- What you need to do
Give only the number of lines that include the string "Knox".

- Material provided
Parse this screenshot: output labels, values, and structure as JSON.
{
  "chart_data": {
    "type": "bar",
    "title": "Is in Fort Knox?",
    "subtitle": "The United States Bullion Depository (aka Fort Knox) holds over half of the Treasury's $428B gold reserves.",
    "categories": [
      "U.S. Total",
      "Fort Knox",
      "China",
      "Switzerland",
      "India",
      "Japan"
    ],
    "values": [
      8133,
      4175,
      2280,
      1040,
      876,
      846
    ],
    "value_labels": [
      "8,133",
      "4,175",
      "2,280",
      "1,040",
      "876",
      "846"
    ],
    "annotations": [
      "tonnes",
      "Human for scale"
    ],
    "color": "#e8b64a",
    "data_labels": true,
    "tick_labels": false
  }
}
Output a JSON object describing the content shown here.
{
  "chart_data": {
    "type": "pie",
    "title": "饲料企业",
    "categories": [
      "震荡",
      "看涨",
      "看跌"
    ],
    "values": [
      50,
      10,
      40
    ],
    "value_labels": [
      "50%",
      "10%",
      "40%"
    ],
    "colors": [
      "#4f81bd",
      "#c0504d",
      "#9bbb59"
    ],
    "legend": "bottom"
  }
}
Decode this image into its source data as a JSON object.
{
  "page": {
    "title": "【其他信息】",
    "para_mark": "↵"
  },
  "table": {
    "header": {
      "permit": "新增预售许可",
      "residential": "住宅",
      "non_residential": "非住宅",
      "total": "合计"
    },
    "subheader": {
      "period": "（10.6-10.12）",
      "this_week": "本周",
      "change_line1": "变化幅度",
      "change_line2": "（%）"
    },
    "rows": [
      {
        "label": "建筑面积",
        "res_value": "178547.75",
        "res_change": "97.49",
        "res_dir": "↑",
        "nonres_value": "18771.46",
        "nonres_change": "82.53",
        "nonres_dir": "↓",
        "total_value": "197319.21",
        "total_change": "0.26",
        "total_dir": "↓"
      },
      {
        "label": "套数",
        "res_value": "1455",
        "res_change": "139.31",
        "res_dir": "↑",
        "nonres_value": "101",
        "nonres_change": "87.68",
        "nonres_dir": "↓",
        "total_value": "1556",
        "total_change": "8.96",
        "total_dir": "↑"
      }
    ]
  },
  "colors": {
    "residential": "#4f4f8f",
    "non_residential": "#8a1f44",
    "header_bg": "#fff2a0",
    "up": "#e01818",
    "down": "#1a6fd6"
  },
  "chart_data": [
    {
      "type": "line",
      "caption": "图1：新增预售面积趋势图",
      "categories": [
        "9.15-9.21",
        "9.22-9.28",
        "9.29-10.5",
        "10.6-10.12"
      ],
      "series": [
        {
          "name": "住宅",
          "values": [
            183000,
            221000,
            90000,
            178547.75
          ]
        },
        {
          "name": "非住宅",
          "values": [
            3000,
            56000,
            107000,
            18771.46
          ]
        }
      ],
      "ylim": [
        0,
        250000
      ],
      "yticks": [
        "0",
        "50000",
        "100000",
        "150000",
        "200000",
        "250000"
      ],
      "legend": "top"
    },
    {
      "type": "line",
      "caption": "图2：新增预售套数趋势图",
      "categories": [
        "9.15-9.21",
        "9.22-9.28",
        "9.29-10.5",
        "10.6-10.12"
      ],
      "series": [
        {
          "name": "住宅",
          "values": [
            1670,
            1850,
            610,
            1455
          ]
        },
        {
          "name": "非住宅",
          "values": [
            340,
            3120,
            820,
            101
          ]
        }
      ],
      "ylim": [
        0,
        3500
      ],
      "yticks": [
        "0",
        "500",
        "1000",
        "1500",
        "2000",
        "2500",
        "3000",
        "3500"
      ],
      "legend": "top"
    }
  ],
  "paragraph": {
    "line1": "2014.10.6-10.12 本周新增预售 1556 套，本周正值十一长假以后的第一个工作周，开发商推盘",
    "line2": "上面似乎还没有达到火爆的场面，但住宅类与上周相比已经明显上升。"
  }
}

- Answer below
3